### Challenge
Each entry below should be returned exactly as is, with the pictures removed.

=======

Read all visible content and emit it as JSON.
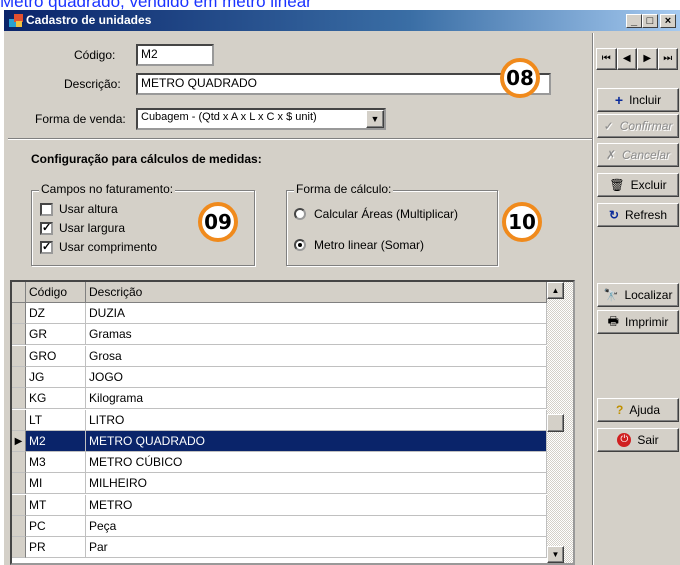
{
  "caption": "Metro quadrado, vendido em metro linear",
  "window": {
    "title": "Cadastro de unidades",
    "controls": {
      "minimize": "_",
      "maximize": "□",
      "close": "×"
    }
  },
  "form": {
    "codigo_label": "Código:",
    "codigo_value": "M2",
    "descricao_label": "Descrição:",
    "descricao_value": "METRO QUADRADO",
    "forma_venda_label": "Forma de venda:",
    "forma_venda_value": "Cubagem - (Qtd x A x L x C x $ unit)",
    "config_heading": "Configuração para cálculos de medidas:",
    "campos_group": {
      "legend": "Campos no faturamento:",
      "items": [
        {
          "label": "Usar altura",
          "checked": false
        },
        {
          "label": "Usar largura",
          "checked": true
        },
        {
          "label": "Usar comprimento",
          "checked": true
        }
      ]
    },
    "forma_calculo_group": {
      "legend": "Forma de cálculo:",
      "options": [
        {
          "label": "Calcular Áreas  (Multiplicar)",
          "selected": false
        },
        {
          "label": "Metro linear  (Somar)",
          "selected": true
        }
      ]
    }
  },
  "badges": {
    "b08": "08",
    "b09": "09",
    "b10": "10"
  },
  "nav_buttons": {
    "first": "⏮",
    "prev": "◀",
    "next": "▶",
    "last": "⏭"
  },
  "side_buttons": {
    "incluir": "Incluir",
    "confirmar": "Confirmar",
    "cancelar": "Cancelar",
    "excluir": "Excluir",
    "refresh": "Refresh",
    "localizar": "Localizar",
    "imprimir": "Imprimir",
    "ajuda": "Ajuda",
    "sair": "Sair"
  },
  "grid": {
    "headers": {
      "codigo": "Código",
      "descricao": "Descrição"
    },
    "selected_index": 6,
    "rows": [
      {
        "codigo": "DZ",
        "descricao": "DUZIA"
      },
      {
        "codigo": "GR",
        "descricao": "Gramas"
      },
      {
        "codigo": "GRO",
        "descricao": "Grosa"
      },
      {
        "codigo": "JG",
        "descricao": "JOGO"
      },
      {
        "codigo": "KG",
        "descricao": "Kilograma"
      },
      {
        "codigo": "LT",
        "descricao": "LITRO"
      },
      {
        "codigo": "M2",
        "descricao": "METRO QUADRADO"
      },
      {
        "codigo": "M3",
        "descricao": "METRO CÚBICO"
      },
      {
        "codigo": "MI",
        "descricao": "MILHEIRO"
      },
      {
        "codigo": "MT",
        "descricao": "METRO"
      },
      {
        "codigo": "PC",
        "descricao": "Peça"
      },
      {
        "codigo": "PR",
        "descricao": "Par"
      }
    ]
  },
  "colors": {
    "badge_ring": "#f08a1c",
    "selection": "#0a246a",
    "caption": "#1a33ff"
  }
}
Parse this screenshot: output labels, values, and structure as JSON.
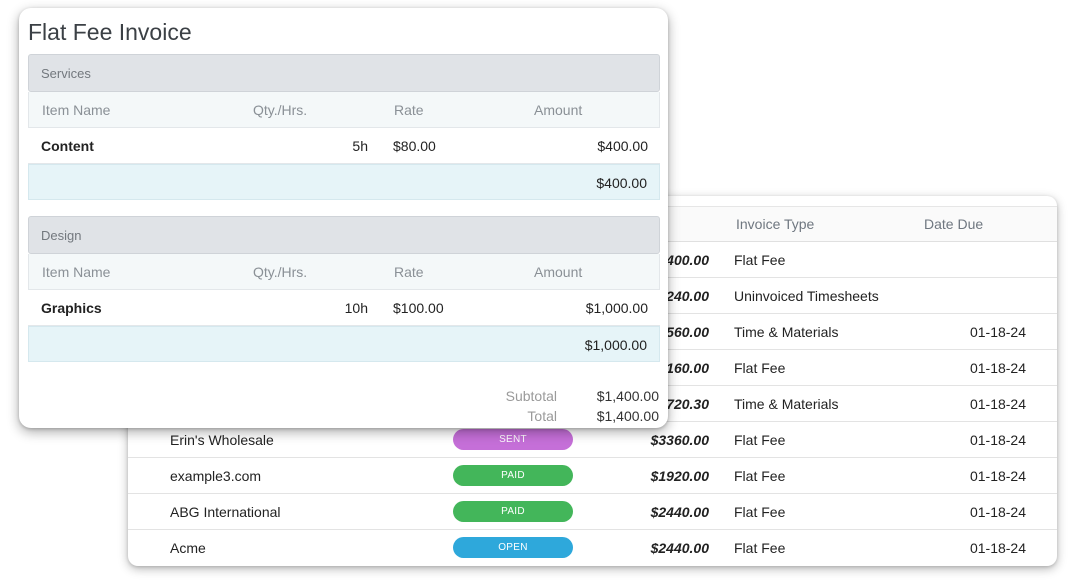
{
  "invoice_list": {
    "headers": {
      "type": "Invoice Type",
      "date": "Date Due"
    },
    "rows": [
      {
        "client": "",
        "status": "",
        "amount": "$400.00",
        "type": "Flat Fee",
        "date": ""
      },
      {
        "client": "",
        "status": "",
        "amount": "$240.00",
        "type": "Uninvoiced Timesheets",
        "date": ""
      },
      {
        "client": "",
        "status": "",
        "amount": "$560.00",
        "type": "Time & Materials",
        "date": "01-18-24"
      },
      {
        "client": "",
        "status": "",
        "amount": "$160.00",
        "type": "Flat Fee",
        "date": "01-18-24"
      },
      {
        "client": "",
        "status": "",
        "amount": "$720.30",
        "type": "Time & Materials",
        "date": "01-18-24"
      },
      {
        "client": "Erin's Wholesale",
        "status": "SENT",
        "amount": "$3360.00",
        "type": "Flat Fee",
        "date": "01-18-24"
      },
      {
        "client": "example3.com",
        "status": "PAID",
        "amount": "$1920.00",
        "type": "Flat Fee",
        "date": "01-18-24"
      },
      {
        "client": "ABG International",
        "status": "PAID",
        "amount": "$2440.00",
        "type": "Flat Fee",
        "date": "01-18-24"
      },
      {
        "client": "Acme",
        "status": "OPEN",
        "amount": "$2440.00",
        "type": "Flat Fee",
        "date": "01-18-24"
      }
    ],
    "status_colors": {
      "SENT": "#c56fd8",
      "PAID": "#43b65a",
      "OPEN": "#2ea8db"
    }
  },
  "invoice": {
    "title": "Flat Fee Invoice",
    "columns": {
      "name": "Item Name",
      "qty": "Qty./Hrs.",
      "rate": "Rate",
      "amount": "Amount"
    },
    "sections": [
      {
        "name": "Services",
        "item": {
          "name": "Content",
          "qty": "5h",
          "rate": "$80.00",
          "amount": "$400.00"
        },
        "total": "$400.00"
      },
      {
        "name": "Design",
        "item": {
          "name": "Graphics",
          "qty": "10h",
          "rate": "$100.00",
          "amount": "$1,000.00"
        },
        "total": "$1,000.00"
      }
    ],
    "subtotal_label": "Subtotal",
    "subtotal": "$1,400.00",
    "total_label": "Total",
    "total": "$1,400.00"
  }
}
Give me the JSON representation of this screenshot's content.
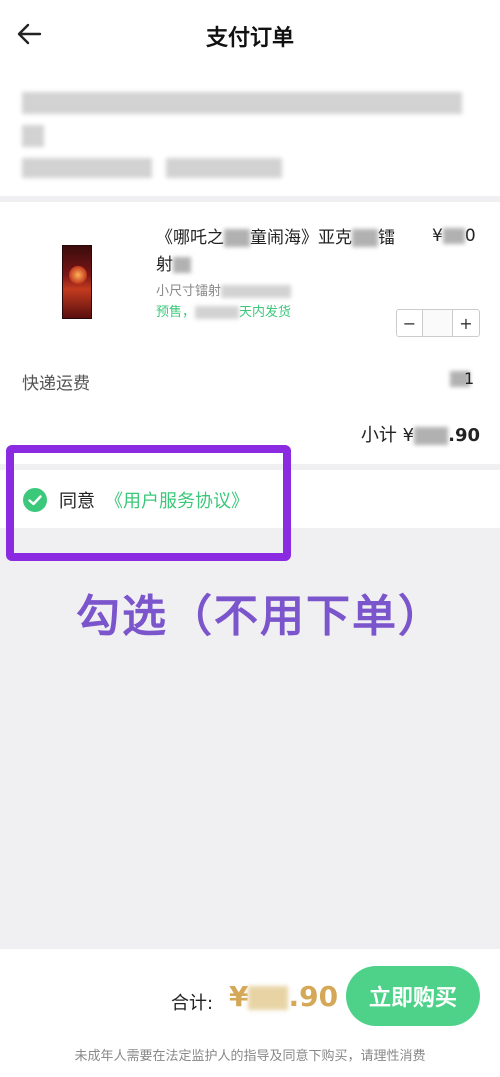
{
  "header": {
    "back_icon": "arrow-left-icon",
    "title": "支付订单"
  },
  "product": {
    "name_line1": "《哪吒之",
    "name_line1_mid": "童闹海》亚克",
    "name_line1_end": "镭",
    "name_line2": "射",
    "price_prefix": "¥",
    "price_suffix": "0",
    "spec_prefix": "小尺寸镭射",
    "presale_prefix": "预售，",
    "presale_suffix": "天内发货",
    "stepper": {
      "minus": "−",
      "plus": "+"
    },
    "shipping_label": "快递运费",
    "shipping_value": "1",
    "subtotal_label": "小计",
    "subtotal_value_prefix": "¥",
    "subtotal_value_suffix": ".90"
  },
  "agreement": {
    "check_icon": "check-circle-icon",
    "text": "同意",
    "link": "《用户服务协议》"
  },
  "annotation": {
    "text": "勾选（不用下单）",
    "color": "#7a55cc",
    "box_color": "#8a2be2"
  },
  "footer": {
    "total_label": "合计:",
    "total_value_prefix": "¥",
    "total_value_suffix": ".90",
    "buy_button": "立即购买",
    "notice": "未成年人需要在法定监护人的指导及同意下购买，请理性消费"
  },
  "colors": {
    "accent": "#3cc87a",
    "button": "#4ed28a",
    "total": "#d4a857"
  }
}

=======

### Worked solution
Read all visible content and emit it as JSON.
{
  "caption": "Metro quadrado, vendido em metro linear",
  "window": {
    "title": "Cadastro de unidades",
    "controls": {
      "minimize": "_",
      "maximize": "□",
      "close": "×"
    }
  },
  "form": {
    "codigo_label": "Código:",
    "codigo_value": "M2",
    "descricao_label": "Descrição:",
    "descricao_value": "METRO QUADRADO",
    "forma_venda_label": "Forma de venda:",
    "forma_venda_value": "Cubagem - (Qtd x A x L x C x $ unit)",
    "config_heading": "Configuração para cálculos de medidas:",
    "campos_group": {
      "legend": "Campos no faturamento:",
      "items": [
        {
          "label": "Usar altura",
          "checked": false
        },
        {
          "label": "Usar largura",
          "checked": true
        },
        {
          "label": "Usar comprimento",
          "checked": true
        }
      ]
    },
    "forma_calculo_group": {
      "legend": "Forma de cálculo:",
      "options": [
        {
          "label": "Calcular Áreas  (Multiplicar)",
          "selected": false
        },
        {
          "label": "Metro linear  (Somar)",
          "selected": true
        }
      ]
    }
  },
  "badges": {
    "b08": "08",
    "b09": "09",
    "b10": "10"
  },
  "nav_buttons": {
    "first": "⏮",
    "prev": "◀",
    "next": "▶",
    "last": "⏭"
  },
  "side_buttons": {
    "incluir": "Incluir",
    "confirmar": "Confirmar",
    "cancelar": "Cancelar",
    "excluir": "Excluir",
    "refresh": "Refresh",
    "localizar": "Localizar",
    "imprimir": "Imprimir",
    "ajuda": "Ajuda",
    "sair": "Sair"
  },
  "grid": {
    "headers": {
      "codigo": "Código",
      "descricao": "Descrição"
    },
    "selected_index": 6,
    "rows": [
      {
        "codigo": "DZ",
        "descricao": "DUZIA"
      },
      {
        "codigo": "GR",
        "descricao": "Gramas"
      },
      {
        "codigo": "GRO",
        "descricao": "Grosa"
      },
      {
        "codigo": "JG",
        "descricao": "JOGO"
      },
      {
        "codigo": "KG",
        "descricao": "Kilograma"
      },
      {
        "codigo": "LT",
        "descricao": "LITRO"
      },
      {
        "codigo": "M2",
        "descricao": "METRO QUADRADO"
      },
      {
        "codigo": "M3",
        "descricao": "METRO CÚBICO"
      },
      {
        "codigo": "MI",
        "descricao": "MILHEIRO"
      },
      {
        "codigo": "MT",
        "descricao": "METRO"
      },
      {
        "codigo": "PC",
        "descricao": "Peça"
      },
      {
        "codigo": "PR",
        "descricao": "Par"
      }
    ]
  },
  "colors": {
    "badge_ring": "#f08a1c",
    "selection": "#0a246a",
    "caption": "#1a33ff"
  }
}
Parse this screenshot: output labels, values, and structure as JSON.
{
  "invoice_list": {
    "headers": {
      "type": "Invoice Type",
      "date": "Date Due"
    },
    "rows": [
      {
        "client": "",
        "status": "",
        "amount": "$400.00",
        "type": "Flat Fee",
        "date": ""
      },
      {
        "client": "",
        "status": "",
        "amount": "$240.00",
        "type": "Uninvoiced Timesheets",
        "date": ""
      },
      {
        "client": "",
        "status": "",
        "amount": "$560.00",
        "type": "Time & Materials",
        "date": "01-18-24"
      },
      {
        "client": "",
        "status": "",
        "amount": "$160.00",
        "type": "Flat Fee",
        "date": "01-18-24"
      },
      {
        "client": "",
        "status": "",
        "amount": "$720.30",
        "type": "Time & Materials",
        "date": "01-18-24"
      },
      {
        "client": "Erin's Wholesale",
        "status": "SENT",
        "amount": "$3360.00",
        "type": "Flat Fee",
        "date": "01-18-24"
      },
      {
        "client": "example3.com",
        "status": "PAID",
        "amount": "$1920.00",
        "type": "Flat Fee",
        "date": "01-18-24"
      },
      {
        "client": "ABG International",
        "status": "PAID",
        "amount": "$2440.00",
        "type": "Flat Fee",
        "date": "01-18-24"
      },
      {
        "client": "Acme",
        "status": "OPEN",
        "amount": "$2440.00",
        "type": "Flat Fee",
        "date": "01-18-24"
      }
    ],
    "status_colors": {
      "SENT": "#c56fd8",
      "PAID": "#43b65a",
      "OPEN": "#2ea8db"
    }
  },
  "invoice": {
    "title": "Flat Fee Invoice",
    "columns": {
      "name": "Item Name",
      "qty": "Qty./Hrs.",
      "rate": "Rate",
      "amount": "Amount"
    },
    "sections": [
      {
        "name": "Services",
        "item": {
          "name": "Content",
          "qty": "5h",
          "rate": "$80.00",
          "amount": "$400.00"
        },
        "total": "$400.00"
      },
      {
        "name": "Design",
        "item": {
          "name": "Graphics",
          "qty": "10h",
          "rate": "$100.00",
          "amount": "$1,000.00"
        },
        "total": "$1,000.00"
      }
    ],
    "subtotal_label": "Subtotal",
    "subtotal": "$1,400.00",
    "total_label": "Total",
    "total": "$1,400.00"
  }
}
Give me the JSON representation of this screenshot's content.
{
  "header": {
    "back_icon": "arrow-left-icon",
    "title": "支付订单"
  },
  "product": {
    "name_line1": "《哪吒之",
    "name_line1_mid": "童闹海》亚克",
    "name_line1_end": "镭",
    "name_line2": "射",
    "price_prefix": "¥",
    "price_suffix": "0",
    "spec_prefix": "小尺寸镭射",
    "presale_prefix": "预售，",
    "presale_suffix": "天内发货",
    "stepper": {
      "minus": "−",
      "plus": "+"
    },
    "shipping_label": "快递运费",
    "shipping_value": "1",
    "subtotal_label": "小计",
    "subtotal_value_prefix": "¥",
    "subtotal_value_suffix": ".90"
  },
  "agreement": {
    "check_icon": "check-circle-icon",
    "text": "同意",
    "link": "《用户服务协议》"
  },
  "annotation": {
    "text": "勾选（不用下单）",
    "color": "#7a55cc",
    "box_color": "#8a2be2"
  },
  "footer": {
    "total_label": "合计:",
    "total_value_prefix": "¥",
    "total_value_suffix": ".90",
    "buy_button": "立即购买",
    "notice": "未成年人需要在法定监护人的指导及同意下购买，请理性消费"
  },
  "colors": {
    "accent": "#3cc87a",
    "button": "#4ed28a",
    "total": "#d4a857"
  }
}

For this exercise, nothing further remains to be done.